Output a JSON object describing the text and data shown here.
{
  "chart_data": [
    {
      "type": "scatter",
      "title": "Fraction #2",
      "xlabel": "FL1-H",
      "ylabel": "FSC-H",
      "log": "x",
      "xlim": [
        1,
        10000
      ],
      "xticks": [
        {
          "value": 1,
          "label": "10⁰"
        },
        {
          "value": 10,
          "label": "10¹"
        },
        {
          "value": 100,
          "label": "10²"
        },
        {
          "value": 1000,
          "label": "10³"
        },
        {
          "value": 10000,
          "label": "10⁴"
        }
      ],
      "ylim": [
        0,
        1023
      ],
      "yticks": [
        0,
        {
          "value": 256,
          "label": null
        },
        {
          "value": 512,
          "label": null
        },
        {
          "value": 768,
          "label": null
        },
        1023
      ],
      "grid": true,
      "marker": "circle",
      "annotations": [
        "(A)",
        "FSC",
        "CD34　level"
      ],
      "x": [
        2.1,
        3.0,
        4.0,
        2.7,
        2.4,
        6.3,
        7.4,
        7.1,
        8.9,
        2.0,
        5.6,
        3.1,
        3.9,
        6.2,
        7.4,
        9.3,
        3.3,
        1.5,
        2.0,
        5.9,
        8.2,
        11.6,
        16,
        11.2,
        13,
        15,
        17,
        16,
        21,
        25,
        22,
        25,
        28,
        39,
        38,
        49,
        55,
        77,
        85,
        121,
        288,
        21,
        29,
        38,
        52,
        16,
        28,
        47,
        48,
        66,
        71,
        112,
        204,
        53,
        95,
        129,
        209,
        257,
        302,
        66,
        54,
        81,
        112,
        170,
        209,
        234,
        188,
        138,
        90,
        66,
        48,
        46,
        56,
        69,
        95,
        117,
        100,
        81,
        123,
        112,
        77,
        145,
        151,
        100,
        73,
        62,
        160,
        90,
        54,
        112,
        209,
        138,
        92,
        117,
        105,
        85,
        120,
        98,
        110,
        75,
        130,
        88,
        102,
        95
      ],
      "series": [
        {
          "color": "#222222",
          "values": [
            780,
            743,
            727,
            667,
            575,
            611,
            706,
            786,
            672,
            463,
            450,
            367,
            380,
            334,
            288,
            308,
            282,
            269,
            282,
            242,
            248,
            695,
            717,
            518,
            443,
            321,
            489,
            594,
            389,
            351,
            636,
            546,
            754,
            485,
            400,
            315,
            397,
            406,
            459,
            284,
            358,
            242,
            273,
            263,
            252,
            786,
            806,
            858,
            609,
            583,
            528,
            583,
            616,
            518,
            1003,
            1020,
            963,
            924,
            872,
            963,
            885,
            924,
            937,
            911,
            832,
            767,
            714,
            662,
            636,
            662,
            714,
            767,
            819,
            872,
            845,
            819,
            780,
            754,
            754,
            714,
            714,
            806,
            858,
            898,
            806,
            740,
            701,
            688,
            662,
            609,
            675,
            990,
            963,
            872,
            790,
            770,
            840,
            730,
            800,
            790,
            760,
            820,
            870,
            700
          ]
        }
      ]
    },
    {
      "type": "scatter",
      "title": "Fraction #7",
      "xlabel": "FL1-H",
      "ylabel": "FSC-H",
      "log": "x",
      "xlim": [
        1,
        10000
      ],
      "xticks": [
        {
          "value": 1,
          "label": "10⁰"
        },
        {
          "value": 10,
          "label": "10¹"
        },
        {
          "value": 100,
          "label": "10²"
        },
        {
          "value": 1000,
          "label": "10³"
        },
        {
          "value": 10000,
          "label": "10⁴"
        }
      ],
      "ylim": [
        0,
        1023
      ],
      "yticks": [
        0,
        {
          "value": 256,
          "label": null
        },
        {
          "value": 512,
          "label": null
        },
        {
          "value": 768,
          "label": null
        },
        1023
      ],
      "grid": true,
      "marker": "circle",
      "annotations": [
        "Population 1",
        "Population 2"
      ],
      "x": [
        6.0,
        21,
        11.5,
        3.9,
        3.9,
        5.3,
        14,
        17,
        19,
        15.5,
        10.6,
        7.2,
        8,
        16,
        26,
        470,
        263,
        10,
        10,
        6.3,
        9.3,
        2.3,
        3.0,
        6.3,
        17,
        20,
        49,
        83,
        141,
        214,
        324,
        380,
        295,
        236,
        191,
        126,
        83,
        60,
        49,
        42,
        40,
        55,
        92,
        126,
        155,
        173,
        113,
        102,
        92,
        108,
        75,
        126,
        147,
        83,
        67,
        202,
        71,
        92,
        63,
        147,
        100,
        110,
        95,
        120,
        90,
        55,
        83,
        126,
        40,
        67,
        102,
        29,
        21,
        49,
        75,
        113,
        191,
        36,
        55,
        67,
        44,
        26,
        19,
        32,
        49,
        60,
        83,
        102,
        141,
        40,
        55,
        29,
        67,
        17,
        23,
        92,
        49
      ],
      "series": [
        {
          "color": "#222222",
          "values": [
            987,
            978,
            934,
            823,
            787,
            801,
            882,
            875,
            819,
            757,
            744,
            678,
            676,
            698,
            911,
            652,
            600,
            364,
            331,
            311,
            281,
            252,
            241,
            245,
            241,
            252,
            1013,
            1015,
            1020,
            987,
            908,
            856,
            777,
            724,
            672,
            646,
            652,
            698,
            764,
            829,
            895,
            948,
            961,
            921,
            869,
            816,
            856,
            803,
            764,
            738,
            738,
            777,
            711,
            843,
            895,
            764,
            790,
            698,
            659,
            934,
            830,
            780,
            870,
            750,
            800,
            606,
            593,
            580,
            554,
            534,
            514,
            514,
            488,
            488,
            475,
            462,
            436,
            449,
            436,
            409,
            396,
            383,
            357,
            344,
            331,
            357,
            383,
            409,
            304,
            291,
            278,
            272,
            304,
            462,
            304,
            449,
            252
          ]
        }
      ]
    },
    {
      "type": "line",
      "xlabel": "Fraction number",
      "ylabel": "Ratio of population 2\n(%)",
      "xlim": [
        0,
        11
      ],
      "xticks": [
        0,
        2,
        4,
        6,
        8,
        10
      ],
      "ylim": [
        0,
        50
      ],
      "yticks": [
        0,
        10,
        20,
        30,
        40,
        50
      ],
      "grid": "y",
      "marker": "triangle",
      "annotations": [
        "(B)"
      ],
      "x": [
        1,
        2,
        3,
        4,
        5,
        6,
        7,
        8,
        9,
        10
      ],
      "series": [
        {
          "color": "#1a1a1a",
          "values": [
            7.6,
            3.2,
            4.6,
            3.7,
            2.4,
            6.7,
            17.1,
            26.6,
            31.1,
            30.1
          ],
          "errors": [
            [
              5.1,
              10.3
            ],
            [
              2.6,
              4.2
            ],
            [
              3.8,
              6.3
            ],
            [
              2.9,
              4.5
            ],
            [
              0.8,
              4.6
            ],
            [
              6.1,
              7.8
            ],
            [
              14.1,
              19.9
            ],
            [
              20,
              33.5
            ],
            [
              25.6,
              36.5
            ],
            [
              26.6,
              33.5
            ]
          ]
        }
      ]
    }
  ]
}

- - -

▶ [TASK DETAILS] Restate the whole listing exactly, leaving out nothing.

▶ [EXERCISE ANSWER]
Output a JSON object describing the text and data shown here.
{
  "chart_data": [
    {
      "type": "scatter",
      "title": "Fraction #2",
      "xlabel": "FL1-H",
      "ylabel": "FSC-H",
      "log": "x",
      "xlim": [
        1,
        10000
      ],
      "xticks": [
        {
          "value": 1,
          "label": "10⁰"
        },
        {
          "value": 10,
          "label": "10¹"
        },
        {
          "value": 100,
          "label": "10²"
        },
        {
          "value": 1000,
          "label": "10³"
        },
        {
          "value": 10000,
          "label": "10⁴"
        }
      ],
      "ylim": [
        0,
        1023
      ],
      "yticks": [
        0,
        {
          "value": 256,
          "label": null
        },
        {
          "value": 512,
          "label": null
        },
        {
          "value": 768,
          "label": null
        },
        1023
      ],
      "grid": true,
      "marker": "circle",
      "annotations": [
        "(A)",
        "FSC",
        "CD34　level"
      ],
      "x": [
        2.1,
        3.0,
        4.0,
        2.7,
        2.4,
        6.3,
        7.4,
        7.1,
        8.9,
        2.0,
        5.6,
        3.1,
        3.9,
        6.2,
        7.4,
        9.3,
        3.3,
        1.5,
        2.0,
        5.9,
        8.2,
        11.6,
        16,
        11.2,
        13,
        15,
        17,
        16,
        21,
        25,
        22,
        25,
        28,
        39,
        38,
        49,
        55,
        77,
        85,
        121,
        288,
        21,
        29,
        38,
        52,
        16,
        28,
        47,
        48,
        66,
        71,
        112,
        204,
        53,
        95,
        129,
        209,
        257,
        302,
        66,
        54,
        81,
        112,
        170,
        209,
        234,
        188,
        138,
        90,
        66,
        48,
        46,
        56,
        69,
        95,
        117,
        100,
        81,
        123,
        112,
        77,
        145,
        151,
        100,
        73,
        62,
        160,
        90,
        54,
        112,
        209,
        138,
        92,
        117,
        105,
        85,
        120,
        98,
        110,
        75,
        130,
        88,
        102,
        95
      ],
      "series": [
        {
          "color": "#222222",
          "values": [
            780,
            743,
            727,
            667,
            575,
            611,
            706,
            786,
            672,
            463,
            450,
            367,
            380,
            334,
            288,
            308,
            282,
            269,
            282,
            242,
            248,
            695,
            717,
            518,
            443,
            321,
            489,
            594,
            389,
            351,
            636,
            546,
            754,
            485,
            400,
            315,
            397,
            406,
            459,
            284,
            358,
            242,
            273,
            263,
            252,
            786,
            806,
            858,
            609,
            583,
            528,
            583,
            616,
            518,
            1003,
            1020,
            963,
            924,
            872,
            963,
            885,
            924,
            937,
            911,
            832,
            767,
            714,
            662,
            636,
            662,
            714,
            767,
            819,
            872,
            845,
            819,
            780,
            754,
            754,
            714,
            714,
            806,
            858,
            898,
            806,
            740,
            701,
            688,
            662,
            609,
            675,
            990,
            963,
            872,
            790,
            770,
            840,
            730,
            800,
            790,
            760,
            820,
            870,
            700
          ]
        }
      ]
    },
    {
      "type": "scatter",
      "title": "Fraction #7",
      "xlabel": "FL1-H",
      "ylabel": "FSC-H",
      "log": "x",
      "xlim": [
        1,
        10000
      ],
      "xticks": [
        {
          "value": 1,
          "label": "10⁰"
        },
        {
          "value": 10,
          "label": "10¹"
        },
        {
          "value": 100,
          "label": "10²"
        },
        {
          "value": 1000,
          "label": "10³"
        },
        {
          "value": 10000,
          "label": "10⁴"
        }
      ],
      "ylim": [
        0,
        1023
      ],
      "yticks": [
        0,
        {
          "value": 256,
          "label": null
        },
        {
          "value": 512,
          "label": null
        },
        {
          "value": 768,
          "label": null
        },
        1023
      ],
      "grid": true,
      "marker": "circle",
      "annotations": [
        "Population 1",
        "Population 2"
      ],
      "x": [
        6.0,
        21,
        11.5,
        3.9,
        3.9,
        5.3,
        14,
        17,
        19,
        15.5,
        10.6,
        7.2,
        8,
        16,
        26,
        470,
        263,
        10,
        10,
        6.3,
        9.3,
        2.3,
        3.0,
        6.3,
        17,
        20,
        49,
        83,
        141,
        214,
        324,
        380,
        295,
        236,
        191,
        126,
        83,
        60,
        49,
        42,
        40,
        55,
        92,
        126,
        155,
        173,
        113,
        102,
        92,
        108,
        75,
        126,
        147,
        83,
        67,
        202,
        71,
        92,
        63,
        147,
        100,
        110,
        95,
        120,
        90,
        55,
        83,
        126,
        40,
        67,
        102,
        29,
        21,
        49,
        75,
        113,
        191,
        36,
        55,
        67,
        44,
        26,
        19,
        32,
        49,
        60,
        83,
        102,
        141,
        40,
        55,
        29,
        67,
        17,
        23,
        92,
        49
      ],
      "series": [
        {
          "color": "#222222",
          "values": [
            987,
            978,
            934,
            823,
            787,
            801,
            882,
            875,
            819,
            757,
            744,
            678,
            676,
            698,
            911,
            652,
            600,
            364,
            331,
            311,
            281,
            252,
            241,
            245,
            241,
            252,
            1013,
            1015,
            1020,
            987,
            908,
            856,
            777,
            724,
            672,
            646,
            652,
            698,
            764,
            829,
            895,
            948,
            961,
            921,
            869,
            816,
            856,
            803,
            764,
            738,
            738,
            777,
            711,
            843,
            895,
            764,
            790,
            698,
            659,
            934,
            830,
            780,
            870,
            750,
            800,
            606,
            593,
            580,
            554,
            534,
            514,
            514,
            488,
            488,
            475,
            462,
            436,
            449,
            436,
            409,
            396,
            383,
            357,
            344,
            331,
            357,
            383,
            409,
            304,
            291,
            278,
            272,
            304,
            462,
            304,
            449,
            252
          ]
        }
      ]
    },
    {
      "type": "line",
      "xlabel": "Fraction number",
      "ylabel": "Ratio of population 2\n(%)",
      "xlim": [
        0,
        11
      ],
      "xticks": [
        0,
        2,
        4,
        6,
        8,
        10
      ],
      "ylim": [
        0,
        50
      ],
      "yticks": [
        0,
        10,
        20,
        30,
        40,
        50
      ],
      "grid": "y",
      "marker": "triangle",
      "annotations": [
        "(B)"
      ],
      "x": [
        1,
        2,
        3,
        4,
        5,
        6,
        7,
        8,
        9,
        10
      ],
      "series": [
        {
          "color": "#1a1a1a",
          "values": [
            7.6,
            3.2,
            4.6,
            3.7,
            2.4,
            6.7,
            17.1,
            26.6,
            31.1,
            30.1
          ],
          "errors": [
            [
              5.1,
              10.3
            ],
            [
              2.6,
              4.2
            ],
            [
              3.8,
              6.3
            ],
            [
              2.9,
              4.5
            ],
            [
              0.8,
              4.6
            ],
            [
              6.1,
              7.8
            ],
            [
              14.1,
              19.9
            ],
            [
              20,
              33.5
            ],
            [
              25.6,
              36.5
            ],
            [
              26.6,
              33.5
            ]
          ]
        }
      ]
    }
  ]
}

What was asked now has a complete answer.